Extracted records:
<<<<
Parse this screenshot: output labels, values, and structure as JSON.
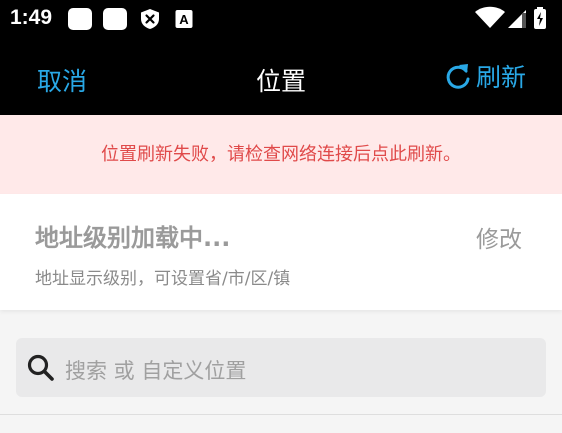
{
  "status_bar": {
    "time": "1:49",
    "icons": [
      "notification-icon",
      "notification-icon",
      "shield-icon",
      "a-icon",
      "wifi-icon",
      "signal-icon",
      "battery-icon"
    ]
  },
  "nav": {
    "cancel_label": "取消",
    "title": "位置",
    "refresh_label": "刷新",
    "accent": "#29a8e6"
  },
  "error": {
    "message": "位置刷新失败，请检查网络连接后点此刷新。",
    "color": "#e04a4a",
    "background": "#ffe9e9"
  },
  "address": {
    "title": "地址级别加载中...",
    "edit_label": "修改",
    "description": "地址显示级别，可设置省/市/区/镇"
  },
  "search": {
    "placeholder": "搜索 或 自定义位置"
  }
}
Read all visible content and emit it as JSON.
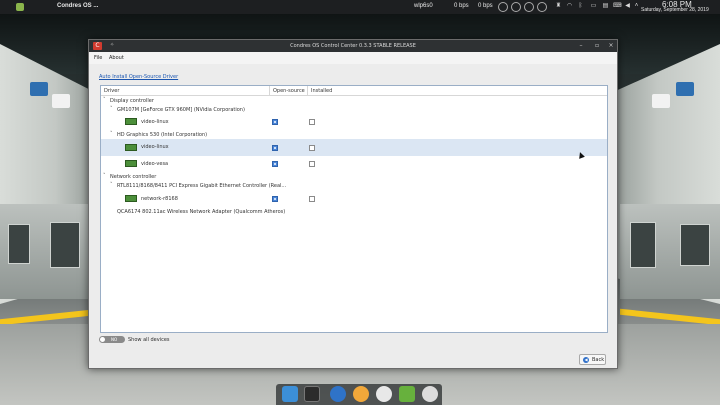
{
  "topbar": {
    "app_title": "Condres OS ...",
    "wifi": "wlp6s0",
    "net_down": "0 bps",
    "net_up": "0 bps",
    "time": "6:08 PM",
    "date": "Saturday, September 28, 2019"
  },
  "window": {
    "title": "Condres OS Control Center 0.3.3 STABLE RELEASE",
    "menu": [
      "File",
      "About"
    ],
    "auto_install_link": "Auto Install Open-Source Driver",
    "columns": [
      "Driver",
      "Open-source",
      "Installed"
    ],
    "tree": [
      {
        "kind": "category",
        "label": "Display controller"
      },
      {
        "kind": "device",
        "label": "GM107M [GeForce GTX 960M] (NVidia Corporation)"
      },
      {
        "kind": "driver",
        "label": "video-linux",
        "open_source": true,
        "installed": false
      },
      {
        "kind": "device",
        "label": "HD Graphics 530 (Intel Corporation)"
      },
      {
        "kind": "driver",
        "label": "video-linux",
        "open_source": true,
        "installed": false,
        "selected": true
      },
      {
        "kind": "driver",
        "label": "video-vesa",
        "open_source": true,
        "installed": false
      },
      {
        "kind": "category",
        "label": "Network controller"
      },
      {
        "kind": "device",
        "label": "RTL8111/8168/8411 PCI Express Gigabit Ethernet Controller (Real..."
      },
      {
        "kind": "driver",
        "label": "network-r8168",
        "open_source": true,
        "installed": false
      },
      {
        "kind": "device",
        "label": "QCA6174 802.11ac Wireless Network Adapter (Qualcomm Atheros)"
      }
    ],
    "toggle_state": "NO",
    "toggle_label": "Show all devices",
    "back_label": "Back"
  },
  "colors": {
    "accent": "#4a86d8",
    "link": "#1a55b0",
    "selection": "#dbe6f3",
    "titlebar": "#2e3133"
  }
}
>>>>
**Written exercise**
Repeat all the records above exactly, leaving out any pictures.

**The solution**
Parse this screenshot: output labels, values, and structure as JSON.
{
  "status_bar": {
    "time": "1:49",
    "icons": [
      "notification-icon",
      "notification-icon",
      "shield-icon",
      "a-icon",
      "wifi-icon",
      "signal-icon",
      "battery-icon"
    ]
  },
  "nav": {
    "cancel_label": "取消",
    "title": "位置",
    "refresh_label": "刷新",
    "accent": "#29a8e6"
  },
  "error": {
    "message": "位置刷新失败，请检查网络连接后点此刷新。",
    "color": "#e04a4a",
    "background": "#ffe9e9"
  },
  "address": {
    "title": "地址级别加载中...",
    "edit_label": "修改",
    "description": "地址显示级别，可设置省/市/区/镇"
  },
  "search": {
    "placeholder": "搜索 或 自定义位置"
  }
}
Read all visible content and emit it as JSON.
{
  "topbar": {
    "app_title": "Condres OS ...",
    "wifi": "wlp6s0",
    "net_down": "0 bps",
    "net_up": "0 bps",
    "time": "6:08 PM",
    "date": "Saturday, September 28, 2019"
  },
  "window": {
    "title": "Condres OS Control Center 0.3.3 STABLE RELEASE",
    "menu": [
      "File",
      "About"
    ],
    "auto_install_link": "Auto Install Open-Source Driver",
    "columns": [
      "Driver",
      "Open-source",
      "Installed"
    ],
    "tree": [
      {
        "kind": "category",
        "label": "Display controller"
      },
      {
        "kind": "device",
        "label": "GM107M [GeForce GTX 960M] (NVidia Corporation)"
      },
      {
        "kind": "driver",
        "label": "video-linux",
        "open_source": true,
        "installed": false
      },
      {
        "kind": "device",
        "label": "HD Graphics 530 (Intel Corporation)"
      },
      {
        "kind": "driver",
        "label": "video-linux",
        "open_source": true,
        "installed": false,
        "selected": true
      },
      {
        "kind": "driver",
        "label": "video-vesa",
        "open_source": true,
        "installed": false
      },
      {
        "kind": "category",
        "label": "Network controller"
      },
      {
        "kind": "device",
        "label": "RTL8111/8168/8411 PCI Express Gigabit Ethernet Controller (Real..."
      },
      {
        "kind": "driver",
        "label": "network-r8168",
        "open_source": true,
        "installed": false
      },
      {
        "kind": "device",
        "label": "QCA6174 802.11ac Wireless Network Adapter (Qualcomm Atheros)"
      }
    ],
    "toggle_state": "NO",
    "toggle_label": "Show all devices",
    "back_label": "Back"
  },
  "colors": {
    "accent": "#4a86d8",
    "link": "#1a55b0",
    "selection": "#dbe6f3",
    "titlebar": "#2e3133"
  }
}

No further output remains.